» **Written instruction**
Write out the listing below again, precisely as it is given.

━━━━━ Material for the task ━━━━━

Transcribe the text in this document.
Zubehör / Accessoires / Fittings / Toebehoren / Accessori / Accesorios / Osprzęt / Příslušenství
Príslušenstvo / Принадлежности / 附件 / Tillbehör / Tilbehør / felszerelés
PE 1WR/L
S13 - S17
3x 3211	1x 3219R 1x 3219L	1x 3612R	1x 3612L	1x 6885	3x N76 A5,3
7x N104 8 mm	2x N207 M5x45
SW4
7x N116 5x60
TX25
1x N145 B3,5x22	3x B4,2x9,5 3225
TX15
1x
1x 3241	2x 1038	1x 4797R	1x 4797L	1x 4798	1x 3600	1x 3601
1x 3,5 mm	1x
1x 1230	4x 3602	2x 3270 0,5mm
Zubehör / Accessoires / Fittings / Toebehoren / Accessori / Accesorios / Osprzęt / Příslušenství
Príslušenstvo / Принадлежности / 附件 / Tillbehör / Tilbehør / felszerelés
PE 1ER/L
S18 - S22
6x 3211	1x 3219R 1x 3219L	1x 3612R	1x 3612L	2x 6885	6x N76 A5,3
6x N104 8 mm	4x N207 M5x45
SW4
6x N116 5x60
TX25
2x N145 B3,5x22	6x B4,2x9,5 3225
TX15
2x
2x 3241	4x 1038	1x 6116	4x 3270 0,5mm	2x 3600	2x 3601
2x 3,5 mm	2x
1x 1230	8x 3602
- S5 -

━━━━━

» **Expected answer**
Transcribe the text in this document.
Zubehör / Accessoires / Fittings / Toebehoren / Accessori / Accesorios / Osprzęt / Příslušenství
Príslušenstvo / Принадлежности / 附件 / Tillbehör / Tilbehør / felszerelés
PE 1WR/L
S13 - S17
3x 3211	1x 3219R 1x 3219L	1x 3612R	1x 3612L	1x 6885	3x N76 A5,3
7x N104 8 mm	2x N207 M5x45
SW4
7x N116 5x60
TX25
1x N145 B3,5x22	3x B4,2x9,5 3225
TX15
1x
1x 3241	2x 1038	1x 4797R	1x 4797L	1x 4798	1x 3600	1x 3601
1x 3,5 mm	1x
1x 1230	4x 3602	2x 3270 0,5mm
Zubehör / Accessoires / Fittings / Toebehoren / Accessori / Accesorios / Osprzęt / Příslušenství
Príslušenstvo / Принадлежности / 附件 / Tillbehör / Tilbehør / felszerelés
PE 1ER/L
S18 - S22
6x 3211	1x 3219R 1x 3219L	1x 3612R	1x 3612L	2x 6885	6x N76 A5,3
6x N104 8 mm	4x N207 M5x45
SW4
6x N116 5x60
TX25
2x N145 B3,5x22	6x B4,2x9,5 3225
TX15
2x
2x 3241	4x 1038	1x 6116	4x 3270 0,5mm	2x 3600	2x 3601
2x 3,5 mm	2x
1x 1230	8x 3602
- S5 -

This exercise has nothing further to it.